- _The problem_:
Write out the whole listing, matching it exactly.

[Data entries for graphics]
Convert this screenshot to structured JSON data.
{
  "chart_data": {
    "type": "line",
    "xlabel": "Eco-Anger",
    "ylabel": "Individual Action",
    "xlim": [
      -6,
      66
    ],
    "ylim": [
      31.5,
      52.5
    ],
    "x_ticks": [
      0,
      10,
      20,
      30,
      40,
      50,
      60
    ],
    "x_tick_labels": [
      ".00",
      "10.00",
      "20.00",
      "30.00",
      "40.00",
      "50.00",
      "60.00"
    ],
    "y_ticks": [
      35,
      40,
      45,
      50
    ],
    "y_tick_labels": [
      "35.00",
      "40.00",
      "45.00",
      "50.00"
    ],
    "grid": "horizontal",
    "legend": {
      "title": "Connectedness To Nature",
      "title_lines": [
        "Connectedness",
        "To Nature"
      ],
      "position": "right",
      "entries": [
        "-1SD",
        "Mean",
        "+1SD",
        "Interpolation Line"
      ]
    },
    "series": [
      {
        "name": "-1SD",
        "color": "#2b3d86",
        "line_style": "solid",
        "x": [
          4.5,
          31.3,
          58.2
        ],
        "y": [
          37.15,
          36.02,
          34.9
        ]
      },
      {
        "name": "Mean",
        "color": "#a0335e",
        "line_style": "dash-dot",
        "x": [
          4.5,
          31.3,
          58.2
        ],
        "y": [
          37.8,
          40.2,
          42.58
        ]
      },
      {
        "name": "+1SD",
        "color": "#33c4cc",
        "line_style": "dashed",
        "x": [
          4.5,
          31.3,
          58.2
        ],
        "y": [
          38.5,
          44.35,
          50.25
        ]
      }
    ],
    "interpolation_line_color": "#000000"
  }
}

- _Result_:
Convert this screenshot to structured JSON data.
{
  "chart_data": {
    "type": "line",
    "xlabel": "Eco-Anger",
    "ylabel": "Individual Action",
    "xlim": [
      -6,
      66
    ],
    "ylim": [
      31.5,
      52.5
    ],
    "x_ticks": [
      0,
      10,
      20,
      30,
      40,
      50,
      60
    ],
    "x_tick_labels": [
      ".00",
      "10.00",
      "20.00",
      "30.00",
      "40.00",
      "50.00",
      "60.00"
    ],
    "y_ticks": [
      35,
      40,
      45,
      50
    ],
    "y_tick_labels": [
      "35.00",
      "40.00",
      "45.00",
      "50.00"
    ],
    "grid": "horizontal",
    "legend": {
      "title": "Connectedness To Nature",
      "title_lines": [
        "Connectedness",
        "To Nature"
      ],
      "position": "right",
      "entries": [
        "-1SD",
        "Mean",
        "+1SD",
        "Interpolation Line"
      ]
    },
    "series": [
      {
        "name": "-1SD",
        "color": "#2b3d86",
        "line_style": "solid",
        "x": [
          4.5,
          31.3,
          58.2
        ],
        "y": [
          37.15,
          36.02,
          34.9
        ]
      },
      {
        "name": "Mean",
        "color": "#a0335e",
        "line_style": "dash-dot",
        "x": [
          4.5,
          31.3,
          58.2
        ],
        "y": [
          37.8,
          40.2,
          42.58
        ]
      },
      {
        "name": "+1SD",
        "color": "#33c4cc",
        "line_style": "dashed",
        "x": [
          4.5,
          31.3,
          58.2
        ],
        "y": [
          38.5,
          44.35,
          50.25
        ]
      }
    ],
    "interpolation_line_color": "#000000"
  }
}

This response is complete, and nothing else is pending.